TASK BRIEF: Would you pull out every line of the material that contains the string "services"?
***** TASK INPUTS *****
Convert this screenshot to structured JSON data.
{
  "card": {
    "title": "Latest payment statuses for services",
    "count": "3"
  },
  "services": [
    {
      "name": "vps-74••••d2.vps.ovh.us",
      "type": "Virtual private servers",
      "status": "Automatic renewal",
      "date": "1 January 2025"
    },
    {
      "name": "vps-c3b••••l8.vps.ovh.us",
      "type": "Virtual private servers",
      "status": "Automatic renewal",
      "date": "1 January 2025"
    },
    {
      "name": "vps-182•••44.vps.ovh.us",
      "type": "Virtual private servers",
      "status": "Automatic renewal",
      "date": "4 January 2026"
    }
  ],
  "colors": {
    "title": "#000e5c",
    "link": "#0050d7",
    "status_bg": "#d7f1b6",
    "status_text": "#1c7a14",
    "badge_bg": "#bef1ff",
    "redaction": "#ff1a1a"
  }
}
*****
ANSWER:
    "title": "Latest payment statuses for services",
  "services": [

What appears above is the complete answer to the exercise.